Start of Records for processing

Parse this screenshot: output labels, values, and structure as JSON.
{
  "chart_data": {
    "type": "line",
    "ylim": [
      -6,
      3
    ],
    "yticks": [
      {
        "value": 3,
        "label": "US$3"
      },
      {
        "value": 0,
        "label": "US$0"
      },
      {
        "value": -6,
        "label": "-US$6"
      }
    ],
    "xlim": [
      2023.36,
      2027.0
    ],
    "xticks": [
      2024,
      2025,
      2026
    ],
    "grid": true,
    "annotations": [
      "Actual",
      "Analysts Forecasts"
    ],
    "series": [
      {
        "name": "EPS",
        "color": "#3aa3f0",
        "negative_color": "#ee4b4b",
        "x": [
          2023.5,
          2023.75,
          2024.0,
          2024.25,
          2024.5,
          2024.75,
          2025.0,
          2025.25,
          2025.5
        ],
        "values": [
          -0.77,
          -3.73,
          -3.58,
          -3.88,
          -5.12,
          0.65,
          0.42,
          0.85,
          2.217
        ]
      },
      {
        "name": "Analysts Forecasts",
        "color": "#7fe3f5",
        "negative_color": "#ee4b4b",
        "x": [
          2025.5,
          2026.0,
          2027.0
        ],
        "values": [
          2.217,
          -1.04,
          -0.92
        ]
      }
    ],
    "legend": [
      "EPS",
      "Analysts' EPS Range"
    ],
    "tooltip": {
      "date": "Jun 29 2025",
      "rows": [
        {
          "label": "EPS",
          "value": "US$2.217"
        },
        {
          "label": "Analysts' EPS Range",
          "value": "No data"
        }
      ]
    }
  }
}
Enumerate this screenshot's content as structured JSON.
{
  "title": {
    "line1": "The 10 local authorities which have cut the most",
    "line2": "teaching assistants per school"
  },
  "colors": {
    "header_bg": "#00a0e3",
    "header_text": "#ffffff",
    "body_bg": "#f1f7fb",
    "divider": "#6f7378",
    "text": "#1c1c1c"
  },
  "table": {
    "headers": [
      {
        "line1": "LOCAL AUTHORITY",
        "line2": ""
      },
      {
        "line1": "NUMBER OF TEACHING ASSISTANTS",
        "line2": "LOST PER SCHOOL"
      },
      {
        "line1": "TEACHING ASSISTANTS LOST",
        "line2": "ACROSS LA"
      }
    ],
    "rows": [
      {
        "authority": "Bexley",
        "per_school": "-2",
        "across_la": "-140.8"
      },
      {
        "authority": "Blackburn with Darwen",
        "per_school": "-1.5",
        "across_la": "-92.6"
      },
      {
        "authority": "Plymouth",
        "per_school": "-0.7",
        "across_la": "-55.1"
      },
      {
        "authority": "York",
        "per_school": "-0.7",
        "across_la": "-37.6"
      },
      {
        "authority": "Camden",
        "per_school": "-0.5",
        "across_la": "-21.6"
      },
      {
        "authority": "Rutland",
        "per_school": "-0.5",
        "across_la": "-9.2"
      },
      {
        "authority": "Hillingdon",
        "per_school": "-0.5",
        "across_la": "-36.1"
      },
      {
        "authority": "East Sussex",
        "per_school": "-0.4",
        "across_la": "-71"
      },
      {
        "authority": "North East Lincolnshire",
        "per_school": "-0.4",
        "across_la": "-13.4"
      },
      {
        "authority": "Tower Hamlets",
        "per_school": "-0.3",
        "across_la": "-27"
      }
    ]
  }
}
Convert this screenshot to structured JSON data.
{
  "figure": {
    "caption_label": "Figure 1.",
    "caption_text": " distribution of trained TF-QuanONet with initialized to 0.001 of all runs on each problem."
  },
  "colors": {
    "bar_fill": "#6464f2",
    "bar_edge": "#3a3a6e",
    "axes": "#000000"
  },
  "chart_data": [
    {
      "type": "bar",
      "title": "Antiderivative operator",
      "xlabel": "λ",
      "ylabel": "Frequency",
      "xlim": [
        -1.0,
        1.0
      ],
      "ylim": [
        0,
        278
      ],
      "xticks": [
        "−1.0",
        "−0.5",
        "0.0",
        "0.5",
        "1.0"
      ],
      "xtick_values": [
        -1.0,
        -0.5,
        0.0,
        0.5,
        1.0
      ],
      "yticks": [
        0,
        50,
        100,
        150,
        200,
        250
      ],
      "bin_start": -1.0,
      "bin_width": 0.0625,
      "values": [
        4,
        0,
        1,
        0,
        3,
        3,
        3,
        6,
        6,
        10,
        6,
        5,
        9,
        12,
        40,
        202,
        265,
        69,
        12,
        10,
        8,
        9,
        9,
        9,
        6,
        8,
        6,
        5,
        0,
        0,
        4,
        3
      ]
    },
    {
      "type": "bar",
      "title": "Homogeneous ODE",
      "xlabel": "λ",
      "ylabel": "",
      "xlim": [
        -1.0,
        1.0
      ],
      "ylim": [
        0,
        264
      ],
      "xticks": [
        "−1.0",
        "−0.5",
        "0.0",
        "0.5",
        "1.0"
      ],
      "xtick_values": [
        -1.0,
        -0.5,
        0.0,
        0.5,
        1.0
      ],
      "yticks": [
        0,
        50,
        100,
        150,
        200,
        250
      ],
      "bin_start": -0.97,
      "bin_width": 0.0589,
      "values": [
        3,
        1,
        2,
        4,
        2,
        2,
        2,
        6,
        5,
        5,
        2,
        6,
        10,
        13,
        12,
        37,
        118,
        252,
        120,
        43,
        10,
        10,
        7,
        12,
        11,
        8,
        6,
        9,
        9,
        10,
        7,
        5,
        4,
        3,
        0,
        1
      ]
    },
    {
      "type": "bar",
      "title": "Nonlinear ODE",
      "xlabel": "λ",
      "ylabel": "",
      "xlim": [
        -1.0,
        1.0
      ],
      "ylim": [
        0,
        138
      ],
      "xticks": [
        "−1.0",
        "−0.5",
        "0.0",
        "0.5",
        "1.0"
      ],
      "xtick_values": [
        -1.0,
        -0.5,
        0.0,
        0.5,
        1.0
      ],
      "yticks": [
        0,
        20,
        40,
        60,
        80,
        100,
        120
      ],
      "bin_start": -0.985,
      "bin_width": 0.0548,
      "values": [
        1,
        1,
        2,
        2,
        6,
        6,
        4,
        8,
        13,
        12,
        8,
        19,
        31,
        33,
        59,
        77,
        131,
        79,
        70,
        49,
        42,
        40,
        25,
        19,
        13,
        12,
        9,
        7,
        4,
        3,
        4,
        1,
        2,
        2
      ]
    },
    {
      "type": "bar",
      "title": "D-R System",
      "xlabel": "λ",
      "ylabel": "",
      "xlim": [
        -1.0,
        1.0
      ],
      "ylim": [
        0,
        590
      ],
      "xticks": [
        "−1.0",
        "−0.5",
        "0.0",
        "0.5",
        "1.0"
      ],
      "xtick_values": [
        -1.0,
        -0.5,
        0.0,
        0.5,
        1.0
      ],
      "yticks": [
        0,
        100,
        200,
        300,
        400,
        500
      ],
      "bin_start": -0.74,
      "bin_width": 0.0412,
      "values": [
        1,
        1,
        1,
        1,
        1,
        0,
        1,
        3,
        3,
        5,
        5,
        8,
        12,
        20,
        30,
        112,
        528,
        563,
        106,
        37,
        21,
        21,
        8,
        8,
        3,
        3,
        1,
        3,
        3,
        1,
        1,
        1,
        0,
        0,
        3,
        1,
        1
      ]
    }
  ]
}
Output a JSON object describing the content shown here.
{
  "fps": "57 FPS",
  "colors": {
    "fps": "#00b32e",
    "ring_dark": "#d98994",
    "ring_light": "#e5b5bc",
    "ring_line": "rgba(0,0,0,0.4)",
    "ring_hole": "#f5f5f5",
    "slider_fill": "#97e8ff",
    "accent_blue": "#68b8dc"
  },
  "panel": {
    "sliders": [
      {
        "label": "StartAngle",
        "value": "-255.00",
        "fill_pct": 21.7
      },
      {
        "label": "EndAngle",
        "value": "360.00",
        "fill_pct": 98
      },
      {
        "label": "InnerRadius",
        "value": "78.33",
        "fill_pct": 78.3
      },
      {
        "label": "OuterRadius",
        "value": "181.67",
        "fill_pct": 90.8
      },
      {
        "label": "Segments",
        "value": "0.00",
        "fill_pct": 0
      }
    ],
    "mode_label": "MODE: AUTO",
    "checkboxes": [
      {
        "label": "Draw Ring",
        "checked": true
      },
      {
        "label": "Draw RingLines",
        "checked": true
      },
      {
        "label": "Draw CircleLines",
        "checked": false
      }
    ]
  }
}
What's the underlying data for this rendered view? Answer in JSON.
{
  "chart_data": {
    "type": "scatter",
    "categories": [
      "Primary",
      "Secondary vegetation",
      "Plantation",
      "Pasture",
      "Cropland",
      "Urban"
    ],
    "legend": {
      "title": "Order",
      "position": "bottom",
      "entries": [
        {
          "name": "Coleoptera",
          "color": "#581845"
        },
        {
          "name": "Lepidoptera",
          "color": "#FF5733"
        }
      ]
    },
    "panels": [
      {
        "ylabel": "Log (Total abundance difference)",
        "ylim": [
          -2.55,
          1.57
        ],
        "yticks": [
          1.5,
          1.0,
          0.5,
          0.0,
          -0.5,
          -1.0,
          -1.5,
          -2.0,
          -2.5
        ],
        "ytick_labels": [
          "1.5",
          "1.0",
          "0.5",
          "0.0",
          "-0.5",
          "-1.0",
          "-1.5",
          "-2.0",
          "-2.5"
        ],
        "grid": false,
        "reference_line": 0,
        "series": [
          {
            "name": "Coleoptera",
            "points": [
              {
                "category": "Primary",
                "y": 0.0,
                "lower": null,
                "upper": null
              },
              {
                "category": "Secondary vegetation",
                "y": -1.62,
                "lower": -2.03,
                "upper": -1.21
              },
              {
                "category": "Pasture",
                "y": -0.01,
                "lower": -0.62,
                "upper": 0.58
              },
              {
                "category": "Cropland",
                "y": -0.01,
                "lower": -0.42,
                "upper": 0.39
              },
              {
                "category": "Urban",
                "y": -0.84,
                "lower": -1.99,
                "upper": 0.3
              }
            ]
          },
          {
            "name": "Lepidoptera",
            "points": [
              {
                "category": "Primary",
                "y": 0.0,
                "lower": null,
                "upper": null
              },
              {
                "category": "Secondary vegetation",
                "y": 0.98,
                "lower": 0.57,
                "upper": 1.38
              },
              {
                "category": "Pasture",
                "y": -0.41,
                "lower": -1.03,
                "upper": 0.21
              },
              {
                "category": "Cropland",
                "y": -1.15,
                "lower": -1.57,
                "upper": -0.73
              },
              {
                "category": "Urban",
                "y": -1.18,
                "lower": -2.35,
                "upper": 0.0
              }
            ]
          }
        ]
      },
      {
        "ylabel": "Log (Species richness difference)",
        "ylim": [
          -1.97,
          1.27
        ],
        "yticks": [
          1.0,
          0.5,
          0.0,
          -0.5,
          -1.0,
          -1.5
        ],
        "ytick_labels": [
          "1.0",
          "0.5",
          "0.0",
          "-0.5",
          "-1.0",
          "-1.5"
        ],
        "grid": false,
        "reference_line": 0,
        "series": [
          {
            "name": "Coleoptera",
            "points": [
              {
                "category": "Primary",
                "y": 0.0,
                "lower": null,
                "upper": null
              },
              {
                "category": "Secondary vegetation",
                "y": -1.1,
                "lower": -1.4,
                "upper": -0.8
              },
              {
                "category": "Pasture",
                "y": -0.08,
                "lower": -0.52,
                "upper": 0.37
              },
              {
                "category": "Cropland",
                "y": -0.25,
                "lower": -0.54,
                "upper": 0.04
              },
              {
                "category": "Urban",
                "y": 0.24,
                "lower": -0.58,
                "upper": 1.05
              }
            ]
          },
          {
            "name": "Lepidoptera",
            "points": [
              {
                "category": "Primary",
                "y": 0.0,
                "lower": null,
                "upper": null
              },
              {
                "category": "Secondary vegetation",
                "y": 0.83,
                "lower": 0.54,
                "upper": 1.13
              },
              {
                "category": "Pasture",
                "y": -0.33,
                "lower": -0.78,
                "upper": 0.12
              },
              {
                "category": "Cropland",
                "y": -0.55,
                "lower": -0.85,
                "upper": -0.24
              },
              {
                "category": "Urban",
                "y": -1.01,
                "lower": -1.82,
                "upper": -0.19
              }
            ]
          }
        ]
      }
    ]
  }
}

End of Records for processing

- [What to work on]
Make a copy of each line that contains the string "with".

- [Solution for this problem]
        "authority": "Blackburn with Darwen",
    "caption_text": " distribution of trained TF-QuanONet with initialized to 0.001 of all runs on each problem."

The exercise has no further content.